▶ _Exercise task_
Show every line of the records below that contains the word "qiluvchi".

--- START Data rows ---

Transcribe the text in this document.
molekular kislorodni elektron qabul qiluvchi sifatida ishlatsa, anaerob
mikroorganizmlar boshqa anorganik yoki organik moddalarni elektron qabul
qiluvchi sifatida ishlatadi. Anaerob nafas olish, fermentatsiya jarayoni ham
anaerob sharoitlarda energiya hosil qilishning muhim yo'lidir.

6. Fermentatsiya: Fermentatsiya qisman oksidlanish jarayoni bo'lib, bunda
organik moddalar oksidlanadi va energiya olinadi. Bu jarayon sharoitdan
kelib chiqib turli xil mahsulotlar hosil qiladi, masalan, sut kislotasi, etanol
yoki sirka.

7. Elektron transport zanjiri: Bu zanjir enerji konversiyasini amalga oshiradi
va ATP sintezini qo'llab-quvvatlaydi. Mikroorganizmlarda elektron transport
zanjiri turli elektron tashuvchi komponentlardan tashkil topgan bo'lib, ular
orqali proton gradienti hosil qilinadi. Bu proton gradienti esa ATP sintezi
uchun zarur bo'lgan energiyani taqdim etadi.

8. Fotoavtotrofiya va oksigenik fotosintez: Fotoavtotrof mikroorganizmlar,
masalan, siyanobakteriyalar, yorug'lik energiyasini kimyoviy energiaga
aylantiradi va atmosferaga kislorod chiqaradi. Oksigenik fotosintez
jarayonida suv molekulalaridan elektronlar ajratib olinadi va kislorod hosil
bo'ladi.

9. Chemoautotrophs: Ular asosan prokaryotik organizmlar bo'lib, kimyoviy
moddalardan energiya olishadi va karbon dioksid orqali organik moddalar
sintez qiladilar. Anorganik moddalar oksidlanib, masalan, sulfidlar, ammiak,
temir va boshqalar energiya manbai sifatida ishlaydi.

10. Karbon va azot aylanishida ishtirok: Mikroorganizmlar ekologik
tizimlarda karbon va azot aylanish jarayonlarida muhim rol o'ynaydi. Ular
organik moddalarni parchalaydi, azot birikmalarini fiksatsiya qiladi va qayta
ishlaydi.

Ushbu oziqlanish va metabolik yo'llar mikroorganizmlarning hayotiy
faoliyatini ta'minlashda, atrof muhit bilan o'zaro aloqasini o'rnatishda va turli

--- END Data rows ---

▶ _Task result_
molekular kislorodni elektron qabul qiluvchi sifatida ishlatsa, anaerob
qiluvchi sifatida ishlatadi. Anaerob nafas olish, fermentatsiya jarayoni ham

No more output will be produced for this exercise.